**Short exercise**
Note each line where "Федерации" appears, and copy it.

(Stored items from a collection)
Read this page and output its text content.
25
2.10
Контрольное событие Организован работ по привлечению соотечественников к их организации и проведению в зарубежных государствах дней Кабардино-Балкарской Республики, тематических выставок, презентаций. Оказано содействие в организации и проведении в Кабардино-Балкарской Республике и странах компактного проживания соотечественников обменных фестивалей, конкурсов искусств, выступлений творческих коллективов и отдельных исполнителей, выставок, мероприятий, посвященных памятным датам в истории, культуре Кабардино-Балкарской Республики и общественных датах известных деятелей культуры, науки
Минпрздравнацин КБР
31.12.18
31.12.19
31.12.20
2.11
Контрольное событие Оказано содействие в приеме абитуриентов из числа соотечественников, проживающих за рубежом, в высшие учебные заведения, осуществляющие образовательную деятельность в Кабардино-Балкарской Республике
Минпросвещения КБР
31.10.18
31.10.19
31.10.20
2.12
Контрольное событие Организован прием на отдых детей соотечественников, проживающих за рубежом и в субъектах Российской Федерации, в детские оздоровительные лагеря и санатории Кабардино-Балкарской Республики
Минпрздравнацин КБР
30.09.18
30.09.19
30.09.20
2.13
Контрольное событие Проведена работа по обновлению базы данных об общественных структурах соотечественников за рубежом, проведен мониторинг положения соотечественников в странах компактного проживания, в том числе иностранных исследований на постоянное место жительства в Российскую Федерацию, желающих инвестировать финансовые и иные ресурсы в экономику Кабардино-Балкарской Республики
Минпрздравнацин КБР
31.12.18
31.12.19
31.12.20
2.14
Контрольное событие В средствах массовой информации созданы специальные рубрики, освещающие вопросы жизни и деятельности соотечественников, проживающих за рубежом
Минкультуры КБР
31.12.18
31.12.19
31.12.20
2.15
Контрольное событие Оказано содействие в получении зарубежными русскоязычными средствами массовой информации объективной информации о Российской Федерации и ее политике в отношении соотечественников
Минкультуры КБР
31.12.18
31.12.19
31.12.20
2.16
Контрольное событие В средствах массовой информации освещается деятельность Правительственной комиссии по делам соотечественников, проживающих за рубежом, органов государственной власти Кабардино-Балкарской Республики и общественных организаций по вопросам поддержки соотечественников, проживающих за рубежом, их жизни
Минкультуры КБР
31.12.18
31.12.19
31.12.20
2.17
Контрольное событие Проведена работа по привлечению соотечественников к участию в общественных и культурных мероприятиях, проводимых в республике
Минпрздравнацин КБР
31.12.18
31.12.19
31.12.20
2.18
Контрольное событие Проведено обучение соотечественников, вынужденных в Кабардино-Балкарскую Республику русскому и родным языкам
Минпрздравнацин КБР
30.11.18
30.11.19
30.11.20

**Task result**
Контрольное событие Организован прием на отдых детей соотечественников, проживающих за рубежом и в субъектах Российской Федерации, в детские оздоровительные лагеря и санатории Кабардино-Балкарской Республики
Контрольное событие Оказано содействие в получении зарубежными русскоязычными средствами массовой информации объективной информации о Российской Федерации и ее политике в отношении соотечественников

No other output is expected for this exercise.